# WHAT YOU ARE ASKED TO DO
Present the data once more in exactly its original form.

# MATERIAL SUPPLIED
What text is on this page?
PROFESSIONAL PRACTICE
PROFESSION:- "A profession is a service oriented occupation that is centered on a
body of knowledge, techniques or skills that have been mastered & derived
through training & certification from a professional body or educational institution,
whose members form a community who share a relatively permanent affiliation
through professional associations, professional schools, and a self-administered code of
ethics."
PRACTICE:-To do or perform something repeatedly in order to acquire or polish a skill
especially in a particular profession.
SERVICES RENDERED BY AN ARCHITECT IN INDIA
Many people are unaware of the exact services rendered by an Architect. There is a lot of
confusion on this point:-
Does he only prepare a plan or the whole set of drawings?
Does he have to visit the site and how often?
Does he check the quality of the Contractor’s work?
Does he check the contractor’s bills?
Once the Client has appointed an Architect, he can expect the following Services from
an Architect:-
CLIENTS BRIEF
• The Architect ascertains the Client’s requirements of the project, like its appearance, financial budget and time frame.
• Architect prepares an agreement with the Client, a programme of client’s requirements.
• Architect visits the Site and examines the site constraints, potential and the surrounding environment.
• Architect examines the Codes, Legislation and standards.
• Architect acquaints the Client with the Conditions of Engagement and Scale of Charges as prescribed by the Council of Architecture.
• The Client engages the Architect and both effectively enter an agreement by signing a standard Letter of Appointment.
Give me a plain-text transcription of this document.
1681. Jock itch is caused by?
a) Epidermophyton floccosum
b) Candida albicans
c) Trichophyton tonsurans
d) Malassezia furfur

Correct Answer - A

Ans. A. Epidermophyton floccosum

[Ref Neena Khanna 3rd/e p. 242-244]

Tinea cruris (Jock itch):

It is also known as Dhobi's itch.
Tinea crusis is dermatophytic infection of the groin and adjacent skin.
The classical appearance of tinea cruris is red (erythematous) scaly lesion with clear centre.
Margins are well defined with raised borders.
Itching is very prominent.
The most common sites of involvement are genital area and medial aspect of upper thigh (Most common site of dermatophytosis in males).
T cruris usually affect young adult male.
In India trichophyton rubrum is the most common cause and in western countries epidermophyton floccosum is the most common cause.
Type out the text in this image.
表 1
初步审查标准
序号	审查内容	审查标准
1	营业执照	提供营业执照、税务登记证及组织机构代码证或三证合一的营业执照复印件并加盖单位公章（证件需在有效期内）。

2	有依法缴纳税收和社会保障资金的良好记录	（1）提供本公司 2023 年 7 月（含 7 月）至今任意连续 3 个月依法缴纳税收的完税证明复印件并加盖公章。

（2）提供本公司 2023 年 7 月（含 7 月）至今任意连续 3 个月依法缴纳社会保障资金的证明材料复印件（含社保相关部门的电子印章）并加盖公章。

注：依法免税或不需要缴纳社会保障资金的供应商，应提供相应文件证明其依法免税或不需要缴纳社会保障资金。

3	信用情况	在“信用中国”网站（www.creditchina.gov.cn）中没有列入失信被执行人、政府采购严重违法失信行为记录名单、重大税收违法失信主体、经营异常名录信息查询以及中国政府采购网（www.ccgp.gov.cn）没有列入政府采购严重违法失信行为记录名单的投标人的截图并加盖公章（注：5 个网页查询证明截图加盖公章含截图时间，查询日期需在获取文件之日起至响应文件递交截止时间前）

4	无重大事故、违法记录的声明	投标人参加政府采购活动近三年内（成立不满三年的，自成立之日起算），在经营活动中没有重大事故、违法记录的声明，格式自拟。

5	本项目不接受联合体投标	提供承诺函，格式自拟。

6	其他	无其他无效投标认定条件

# WRITTEN ANSWER
What text is on this page?
PROFESSIONAL PRACTICE
PROFESSION:- "A profession is a service oriented occupation that is centered on a
body of knowledge, techniques or skills that have been mastered & derived
through training & certification from a professional body or educational institution,
whose members form a community who share a relatively permanent affiliation
through professional associations, professional schools, and a self-administered code of
ethics."
PRACTICE:-To do or perform something repeatedly in order to acquire or polish a skill
especially in a particular profession.
SERVICES RENDERED BY AN ARCHITECT IN INDIA
Many people are unaware of the exact services rendered by an Architect. There is a lot of
confusion on this point:-
Does he only prepare a plan or the whole set of drawings?
Does he have to visit the site and how often?
Does he check the quality of the Contractor’s work?
Does he check the contractor’s bills?
Once the Client has appointed an Architect, he can expect the following Services from
an Architect:-
CLIENTS BRIEF
• The Architect ascertains the Client’s requirements of the project, like its appearance, financial budget and time frame.
• Architect prepares an agreement with the Client, a programme of client’s requirements.
• Architect visits the Site and examines the site constraints, potential and the surrounding environment.
• Architect examines the Codes, Legislation and standards.
• Architect acquaints the Client with the Conditions of Engagement and Scale of Charges as prescribed by the Council of Architecture.
• The Client engages the Architect and both effectively enter an agreement by signing a standard Letter of Appointment.
Give me a plain-text transcription of this document.
1681. Jock itch is caused by?
a) Epidermophyton floccosum
b) Candida albicans
c) Trichophyton tonsurans
d) Malassezia furfur

Correct Answer - A

Ans. A. Epidermophyton floccosum

[Ref Neena Khanna 3rd/e p. 242-244]

Tinea cruris (Jock itch):

It is also known as Dhobi's itch.
Tinea crusis is dermatophytic infection of the groin and adjacent skin.
The classical appearance of tinea cruris is red (erythematous) scaly lesion with clear centre.
Margins are well defined with raised borders.
Itching is very prominent.
The most common sites of involvement are genital area and medial aspect of upper thigh (Most common site of dermatophytosis in males).
T cruris usually affect young adult male.
In India trichophyton rubrum is the most common cause and in western countries epidermophyton floccosum is the most common cause.
Type out the text in this image.
表 1
初步审查标准
序号	审查内容	审查标准
1	营业执照	提供营业执照、税务登记证及组织机构代码证或三证合一的营业执照复印件并加盖单位公章（证件需在有效期内）。

2	有依法缴纳税收和社会保障资金的良好记录	（1）提供本公司 2023 年 7 月（含 7 月）至今任意连续 3 个月依法缴纳税收的完税证明复印件并加盖公章。

（2）提供本公司 2023 年 7 月（含 7 月）至今任意连续 3 个月依法缴纳社会保障资金的证明材料复印件（含社保相关部门的电子印章）并加盖公章。

注：依法免税或不需要缴纳社会保障资金的供应商，应提供相应文件证明其依法免税或不需要缴纳社会保障资金。

3	信用情况	在“信用中国”网站（www.creditchina.gov.cn）中没有列入失信被执行人、政府采购严重违法失信行为记录名单、重大税收违法失信主体、经营异常名录信息查询以及中国政府采购网（www.ccgp.gov.cn）没有列入政府采购严重违法失信行为记录名单的投标人的截图并加盖公章（注：5 个网页查询证明截图加盖公章含截图时间，查询日期需在获取文件之日起至响应文件递交截止时间前）

4	无重大事故、违法记录的声明	投标人参加政府采购活动近三年内（成立不满三年的，自成立之日起算），在经营活动中没有重大事故、违法记录的声明，格式自拟。

5	本项目不接受联合体投标	提供承诺函，格式自拟。

6	其他	无其他无效投标认定条件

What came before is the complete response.